STATED TASK
Establish how many lines in the material include the string "have" and report it as a lone number.

————

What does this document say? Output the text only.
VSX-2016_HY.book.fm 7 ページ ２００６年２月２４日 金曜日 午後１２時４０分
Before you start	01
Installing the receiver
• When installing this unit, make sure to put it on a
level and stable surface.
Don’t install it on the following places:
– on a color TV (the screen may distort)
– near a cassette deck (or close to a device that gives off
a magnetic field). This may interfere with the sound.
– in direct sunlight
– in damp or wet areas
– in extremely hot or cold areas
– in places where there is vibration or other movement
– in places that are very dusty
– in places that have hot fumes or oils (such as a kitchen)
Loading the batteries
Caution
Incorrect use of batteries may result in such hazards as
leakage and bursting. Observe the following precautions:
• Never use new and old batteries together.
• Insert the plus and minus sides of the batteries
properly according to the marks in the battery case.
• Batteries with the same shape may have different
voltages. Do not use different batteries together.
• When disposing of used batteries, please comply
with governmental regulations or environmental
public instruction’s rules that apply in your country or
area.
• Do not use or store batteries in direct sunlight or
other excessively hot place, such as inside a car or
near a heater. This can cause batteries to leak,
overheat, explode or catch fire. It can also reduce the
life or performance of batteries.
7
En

————

SOLUTION TO THIS EXERCISE
2